# Recorded data
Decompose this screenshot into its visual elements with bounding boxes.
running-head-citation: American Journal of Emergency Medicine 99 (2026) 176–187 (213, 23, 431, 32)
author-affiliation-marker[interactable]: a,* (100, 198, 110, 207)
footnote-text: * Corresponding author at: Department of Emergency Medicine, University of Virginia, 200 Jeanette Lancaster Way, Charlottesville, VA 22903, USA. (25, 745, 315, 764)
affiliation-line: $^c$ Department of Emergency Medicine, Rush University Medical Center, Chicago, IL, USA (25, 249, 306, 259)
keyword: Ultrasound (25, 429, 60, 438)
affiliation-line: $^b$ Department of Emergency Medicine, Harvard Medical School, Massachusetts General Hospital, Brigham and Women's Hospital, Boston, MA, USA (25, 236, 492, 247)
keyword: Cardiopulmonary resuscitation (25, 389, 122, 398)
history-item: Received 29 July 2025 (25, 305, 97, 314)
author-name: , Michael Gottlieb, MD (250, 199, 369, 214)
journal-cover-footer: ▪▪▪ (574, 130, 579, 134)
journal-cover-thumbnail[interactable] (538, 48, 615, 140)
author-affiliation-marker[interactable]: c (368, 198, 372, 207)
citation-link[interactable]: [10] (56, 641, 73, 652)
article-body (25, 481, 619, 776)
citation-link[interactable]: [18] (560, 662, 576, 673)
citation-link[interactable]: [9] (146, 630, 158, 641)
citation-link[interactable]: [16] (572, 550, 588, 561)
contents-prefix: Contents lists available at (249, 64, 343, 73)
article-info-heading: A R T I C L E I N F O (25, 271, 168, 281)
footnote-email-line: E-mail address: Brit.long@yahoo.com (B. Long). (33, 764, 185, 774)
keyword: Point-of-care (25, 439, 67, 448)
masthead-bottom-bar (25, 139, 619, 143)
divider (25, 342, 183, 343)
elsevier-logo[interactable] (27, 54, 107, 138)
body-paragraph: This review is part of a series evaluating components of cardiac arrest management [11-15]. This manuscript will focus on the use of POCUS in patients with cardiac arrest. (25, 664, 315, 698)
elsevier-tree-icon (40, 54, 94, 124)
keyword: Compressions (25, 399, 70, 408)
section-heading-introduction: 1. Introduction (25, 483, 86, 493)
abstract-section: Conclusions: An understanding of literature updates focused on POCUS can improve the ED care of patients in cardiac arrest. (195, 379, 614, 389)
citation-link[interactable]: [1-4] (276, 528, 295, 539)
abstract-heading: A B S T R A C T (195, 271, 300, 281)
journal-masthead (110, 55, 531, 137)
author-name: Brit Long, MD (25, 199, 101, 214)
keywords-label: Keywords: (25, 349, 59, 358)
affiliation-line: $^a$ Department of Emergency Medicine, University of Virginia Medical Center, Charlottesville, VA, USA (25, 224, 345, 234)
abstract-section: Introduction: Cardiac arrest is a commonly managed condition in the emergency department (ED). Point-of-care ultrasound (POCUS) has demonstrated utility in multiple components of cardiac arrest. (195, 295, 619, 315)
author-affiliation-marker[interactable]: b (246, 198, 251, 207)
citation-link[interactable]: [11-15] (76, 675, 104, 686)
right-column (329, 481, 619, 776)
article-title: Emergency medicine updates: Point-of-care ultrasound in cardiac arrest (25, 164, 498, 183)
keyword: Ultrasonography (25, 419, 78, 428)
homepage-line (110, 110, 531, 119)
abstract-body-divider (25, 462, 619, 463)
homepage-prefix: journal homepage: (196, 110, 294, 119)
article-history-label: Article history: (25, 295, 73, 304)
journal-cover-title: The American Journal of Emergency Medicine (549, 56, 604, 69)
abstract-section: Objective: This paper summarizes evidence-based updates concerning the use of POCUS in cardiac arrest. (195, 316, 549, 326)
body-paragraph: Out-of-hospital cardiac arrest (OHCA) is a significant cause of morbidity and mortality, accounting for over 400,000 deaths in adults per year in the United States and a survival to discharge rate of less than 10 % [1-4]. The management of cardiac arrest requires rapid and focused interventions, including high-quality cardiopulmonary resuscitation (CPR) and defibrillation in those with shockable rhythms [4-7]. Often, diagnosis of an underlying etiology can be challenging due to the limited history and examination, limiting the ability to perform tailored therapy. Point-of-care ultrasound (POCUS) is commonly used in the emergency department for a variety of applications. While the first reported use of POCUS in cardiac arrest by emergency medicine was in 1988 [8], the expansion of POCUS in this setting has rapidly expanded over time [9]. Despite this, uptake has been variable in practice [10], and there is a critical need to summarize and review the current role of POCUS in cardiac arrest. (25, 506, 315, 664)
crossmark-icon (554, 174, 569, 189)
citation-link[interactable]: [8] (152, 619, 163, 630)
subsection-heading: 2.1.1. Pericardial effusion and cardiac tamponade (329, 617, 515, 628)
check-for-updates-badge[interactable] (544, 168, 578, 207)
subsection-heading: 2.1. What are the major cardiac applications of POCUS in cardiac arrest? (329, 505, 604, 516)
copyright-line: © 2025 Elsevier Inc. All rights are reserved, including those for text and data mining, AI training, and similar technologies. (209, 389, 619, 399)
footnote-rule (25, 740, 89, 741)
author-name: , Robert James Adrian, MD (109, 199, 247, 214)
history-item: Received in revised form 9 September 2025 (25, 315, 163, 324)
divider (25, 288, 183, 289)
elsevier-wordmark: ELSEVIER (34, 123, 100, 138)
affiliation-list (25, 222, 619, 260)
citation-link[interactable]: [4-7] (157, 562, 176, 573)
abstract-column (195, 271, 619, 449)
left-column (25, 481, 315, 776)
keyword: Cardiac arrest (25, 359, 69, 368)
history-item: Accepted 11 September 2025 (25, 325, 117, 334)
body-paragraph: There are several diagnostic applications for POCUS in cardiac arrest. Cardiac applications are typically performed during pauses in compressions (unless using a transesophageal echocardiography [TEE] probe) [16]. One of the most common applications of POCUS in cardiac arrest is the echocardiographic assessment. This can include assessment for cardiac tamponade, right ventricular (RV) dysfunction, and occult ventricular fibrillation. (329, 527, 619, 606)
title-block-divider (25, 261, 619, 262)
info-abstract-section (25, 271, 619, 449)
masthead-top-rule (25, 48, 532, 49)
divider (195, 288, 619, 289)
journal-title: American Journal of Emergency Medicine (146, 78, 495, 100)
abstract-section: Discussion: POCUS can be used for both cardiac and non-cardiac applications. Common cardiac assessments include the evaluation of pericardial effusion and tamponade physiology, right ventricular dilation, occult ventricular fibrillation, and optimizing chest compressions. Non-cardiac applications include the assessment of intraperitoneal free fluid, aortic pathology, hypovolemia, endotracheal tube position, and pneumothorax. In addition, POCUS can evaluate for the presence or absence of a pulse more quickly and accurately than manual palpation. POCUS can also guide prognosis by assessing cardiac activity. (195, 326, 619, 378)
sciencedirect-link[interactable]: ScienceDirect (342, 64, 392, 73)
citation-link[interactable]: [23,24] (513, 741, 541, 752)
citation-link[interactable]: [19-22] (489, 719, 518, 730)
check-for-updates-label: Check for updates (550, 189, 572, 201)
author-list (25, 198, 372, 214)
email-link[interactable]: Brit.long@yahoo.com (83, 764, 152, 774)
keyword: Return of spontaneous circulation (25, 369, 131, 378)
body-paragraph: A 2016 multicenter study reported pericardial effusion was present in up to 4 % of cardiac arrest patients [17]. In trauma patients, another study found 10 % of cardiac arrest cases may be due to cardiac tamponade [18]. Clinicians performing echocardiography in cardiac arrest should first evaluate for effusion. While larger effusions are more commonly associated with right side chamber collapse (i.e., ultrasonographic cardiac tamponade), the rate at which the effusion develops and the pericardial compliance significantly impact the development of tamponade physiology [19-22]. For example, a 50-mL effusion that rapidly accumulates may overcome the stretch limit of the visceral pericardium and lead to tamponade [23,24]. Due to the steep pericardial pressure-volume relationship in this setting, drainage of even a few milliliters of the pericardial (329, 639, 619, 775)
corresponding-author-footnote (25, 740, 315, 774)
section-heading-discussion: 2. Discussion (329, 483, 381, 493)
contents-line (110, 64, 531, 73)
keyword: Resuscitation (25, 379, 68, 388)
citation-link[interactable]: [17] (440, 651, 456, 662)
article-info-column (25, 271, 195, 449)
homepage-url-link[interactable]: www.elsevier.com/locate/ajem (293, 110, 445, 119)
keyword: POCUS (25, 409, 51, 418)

# Problem details
Each line that holds the word "including" should be extracted from the records.

# Output
body-paragraph: Out-of-hospital cardiac arrest (OHCA) is a significant cause of morbidity and mortality, accounting for over 400,000 deaths in adults per year in the United States and a survival to discharge rate of less than 10 % [1-4]. The management of cardiac arrest requires rapid and focused interventions, including high-quality cardiopulmonary resuscitation (CPR) and defibrillation in those with shockable rhythms [4-7]. Often, diagnosis of an underlying etiology can be challenging due to the limited history and examination, limiting the ability to perform tailored therapy. Point-of-care ultrasound (POCUS) is commonly used in the emergency department for a variety of applications. While the first reported use of POCUS in cardiac arrest by emergency medicine was in 1988 [8], the expansion of POCUS in this setting has rapidly expanded over time [9]. Despite this, uptake has been variable in practice [10], and there is a critical need to summarize and review the current role of POCUS in cardiac arrest. (25, 506, 315, 664)
copyright-line: © 2025 Elsevier Inc. All rights are reserved, including those for text and data mining, AI training, and similar technologies. (209, 389, 619, 399)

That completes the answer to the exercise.